▶ _Challenges_
(1) Reproduce verbatim the stretch of the VPhase Group release from "The formal launch" through "since March 2008.".
(2) Extend the VPhase Group release, beginning right after its final sentence.

▶ _Source passage_

For further information please contact:
VPhase Group plc
Dr Lee Juby, Chief Executive Officer Tel: +44 (0)151 348 2139
Richard Smith, Chief Financial Officer Tel: +44 (0)151 348 2116
www.vphase.com
Zimmerman Adams Tel: +44 (0)161 831 1512
Thilo Hoffman
Charity Walmsley
www.zimmint.com
Novum Securities Limited Tel: +44 (0)20 7562 4700
Henry Turcan www.novumsecurities.com
Media enquiries:
Abchurch Communications Tel: +44 (0)20 7398 7700
Joanne Shears/Monique Tsang/Jack Ballantyne
[email protected] www.abchurch-group.com
Chairman's statement
I am delighted to report that our Group has continued to maintain the excellent progress made in the first six months of 2008.
The formal launch of our VX1 product at Interbuild in October 2008 was the culmination of a year where we completed the development of the product and undertook rigorous in-house testing with a unit having operated successfully on a continuous basis since March 2008.
In parallel to our technical progress the Group has made good commercial progress with a memorandum of understanding in place with British Gas Services Limited (part of Centrica plc) and an agreement with Scottish and Southern Energy ('SSE') who is funding an Ofgem-approved Demonstration Action of VX1.
Despite the recent shock to the global economy caused by the banking crisis and the slow down in consumer demand, the need to reduce energy costs and environmental emissions, as well as access to reliable quality power, is as strong as ever. This global need continues to enhance the already favourable market conditions for the Group's products. Governments across the world are looking to stimulate their economies with one of the key drivers being their policies and investment in clean and alternative energy products. Indeed, Barack Obama has just announced a plan to help create five million new jobs by strategically investing $150 billion over the next ten years to act as a catalyst for private efforts to build a clean energy future. Furthermore, the demand for energy efficiency devices is gaining growing global support with governments in the UK, USA, and Europe.

▶ _Collected material_
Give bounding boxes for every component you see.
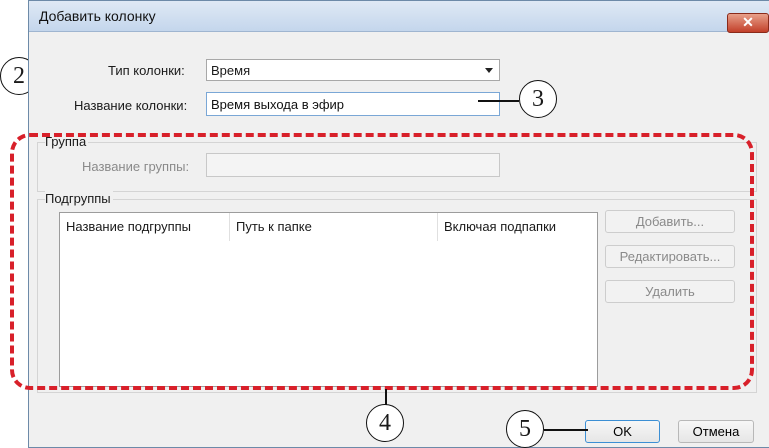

▶ _Outputs in order_
(1)
The formal launch of our VX1 product at Interbuild in October 2008 was the culmination of a year where we completed the development of the product and undertook rigorous in-house testing with a unit having operated successfully on a continuous basis since March 2008.

(2)
In May 2008, the Group raised £3.31 million (net of costs) though the placing of 70,000,000 new ordinary shares of 0.25 pence each at 5 pence per share and with our strong emphasis on tight cash control, we retain £3.20m at the end of December 2008. I am pleased that the business is fully funded and has sufficient cash to carry the business through to commercialisation.
The Group's business processes are now in place to manage the commencement of commercial sales and this, along with the excellent team that we have recruited, leaves the business well placed for success.
We understand and have identified the various channels to market for VX1 and subsequent products are well understood and the Group will be targeting additional channels as 2009 progresses.
I believe that VPhase's technology can play an important part in supporting CO2 reduction targets, helping home owners reduce their energy costs and, by reducing energy wastage, increasing the security of supply.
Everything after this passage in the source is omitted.